> [Goal]
Reproduce all of the data word for word.

(A run of records)

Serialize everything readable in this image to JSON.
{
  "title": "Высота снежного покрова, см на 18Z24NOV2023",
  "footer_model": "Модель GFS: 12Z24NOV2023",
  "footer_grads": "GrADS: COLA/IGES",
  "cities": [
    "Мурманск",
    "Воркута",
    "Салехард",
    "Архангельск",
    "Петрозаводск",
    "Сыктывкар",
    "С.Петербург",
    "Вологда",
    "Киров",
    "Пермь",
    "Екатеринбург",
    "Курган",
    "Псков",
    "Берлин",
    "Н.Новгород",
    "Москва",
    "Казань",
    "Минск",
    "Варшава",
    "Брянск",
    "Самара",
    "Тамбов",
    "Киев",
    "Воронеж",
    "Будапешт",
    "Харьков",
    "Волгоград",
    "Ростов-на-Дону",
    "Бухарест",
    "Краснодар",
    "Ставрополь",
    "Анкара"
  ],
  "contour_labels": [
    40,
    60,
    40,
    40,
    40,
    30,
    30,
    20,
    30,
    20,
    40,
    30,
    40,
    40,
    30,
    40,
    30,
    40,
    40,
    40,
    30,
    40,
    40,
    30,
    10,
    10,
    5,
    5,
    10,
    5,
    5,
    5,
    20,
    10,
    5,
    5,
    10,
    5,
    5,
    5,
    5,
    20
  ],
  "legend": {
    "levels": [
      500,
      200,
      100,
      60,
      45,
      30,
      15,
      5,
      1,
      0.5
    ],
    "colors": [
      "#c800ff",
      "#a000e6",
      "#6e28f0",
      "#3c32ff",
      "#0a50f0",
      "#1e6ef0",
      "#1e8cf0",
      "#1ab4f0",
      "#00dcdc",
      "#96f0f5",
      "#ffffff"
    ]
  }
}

> [Result of this exercise]
Serialize everything readable in this image to JSON.
{
  "title": "Высота снежного покрова, см на 18Z24NOV2023",
  "footer_model": "Модель GFS: 12Z24NOV2023",
  "footer_grads": "GrADS: COLA/IGES",
  "cities": [
    "Мурманск",
    "Воркута",
    "Салехард",
    "Архангельск",
    "Петрозаводск",
    "Сыктывкар",
    "С.Петербург",
    "Вологда",
    "Киров",
    "Пермь",
    "Екатеринбург",
    "Курган",
    "Псков",
    "Берлин",
    "Н.Новгород",
    "Москва",
    "Казань",
    "Минск",
    "Варшава",
    "Брянск",
    "Самара",
    "Тамбов",
    "Киев",
    "Воронеж",
    "Будапешт",
    "Харьков",
    "Волгоград",
    "Ростов-на-Дону",
    "Бухарест",
    "Краснодар",
    "Ставрополь",
    "Анкара"
  ],
  "contour_labels": [
    40,
    60,
    40,
    40,
    40,
    30,
    30,
    20,
    30,
    20,
    40,
    30,
    40,
    40,
    30,
    40,
    30,
    40,
    40,
    40,
    30,
    40,
    40,
    30,
    10,
    10,
    5,
    5,
    10,
    5,
    5,
    5,
    20,
    10,
    5,
    5,
    10,
    5,
    5,
    5,
    5,
    20
  ],
  "legend": {
    "levels": [
      500,
      200,
      100,
      60,
      45,
      30,
      15,
      5,
      1,
      0.5
    ],
    "colors": [
      "#c800ff",
      "#a000e6",
      "#6e28f0",
      "#3c32ff",
      "#0a50f0",
      "#1e6ef0",
      "#1e8cf0",
      "#1ab4f0",
      "#00dcdc",
      "#96f0f5",
      "#ffffff"
    ]
  }
}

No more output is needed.